◆ **Problem**
In the trail journal below, copy the passage starting with "Turning north, I" and going on through "my convertible pants.", with "fleece" renamed to "jacket".

+++ Text under study +++

Lee made me a great breakfast of eggs, waffles, and bacon, and after saying goodbye to her, Steve gave me a ride to the trailhead. By 7:41, we were on our way (with a quick return a minute later so I could grab my sunglasses, which I forgot to pick up on my way out the door).
It took us a little less than two hours to drive to the trailhead. There, we were greeted by Phantom, who is the Southern Terminus host. Steve and I took some pictures (including one of him “hiking” the trail, setting a new standard in ultra-lightweight hiking), and then we said our goodbyes, and he headed home. Steve and Lee, thanks so much for the hospitality the last few days!
On the way to the trailhead, we saw a rainbow halo around the sun, which I took to be a good omen. Perhaps I shouldn’t have been so quick to assume. When I took my trekking poles off of my pack, I found that one of them was missing its rubber tip cover, which most likely got pulled off when I was removing the pack from Steve’s car. This wouldn’t be the first equipment malfunction of the day.
I started my hike at 9:48 am, and immediately started it with an alternate route: a short jaunt down an access road and across a clearing (that was actually in the process of being bulldozed, it seems), to touch the border wall with Mexico. This is the furthest south I’ve been in quite some time.
Turning north, I began hiking through the Southern California desert. Shortly after the 1 mile marker (of the sort that you’d expect to see on a highway), I ran in to the first of my fellow PCT hikers, Swede (who had a cap with his name embroidered) and Captain Awesome, who had also hiked the Appalachian Trail in 2016.
The day was considerably warmer than I was expecting — in the 60s, I didn’t even start with my fleece, and after two miles, I took a short break to remove the legs on my convertible pants.

+++ Provided records +++

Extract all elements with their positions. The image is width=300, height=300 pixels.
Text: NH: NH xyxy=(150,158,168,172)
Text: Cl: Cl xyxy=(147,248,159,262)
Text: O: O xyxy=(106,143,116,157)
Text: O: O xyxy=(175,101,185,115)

+++

◆ **Answer**
Turning north, I began hiking through the Southern California desert. Shortly after the 1 mile marker (of the sort that you’d expect to see on a highway), I ran in to the first of my fellow PCT hikers, Swede (who had a cap with his name embroidered) and Captain Awesome, who had also hiked the Appalachian Trail in 2016.
The day was considerably warmer than I was expecting — in the 60s, I didn’t even start with my jacket, and after two miles, I took a short break to remove the legs on my convertible pants.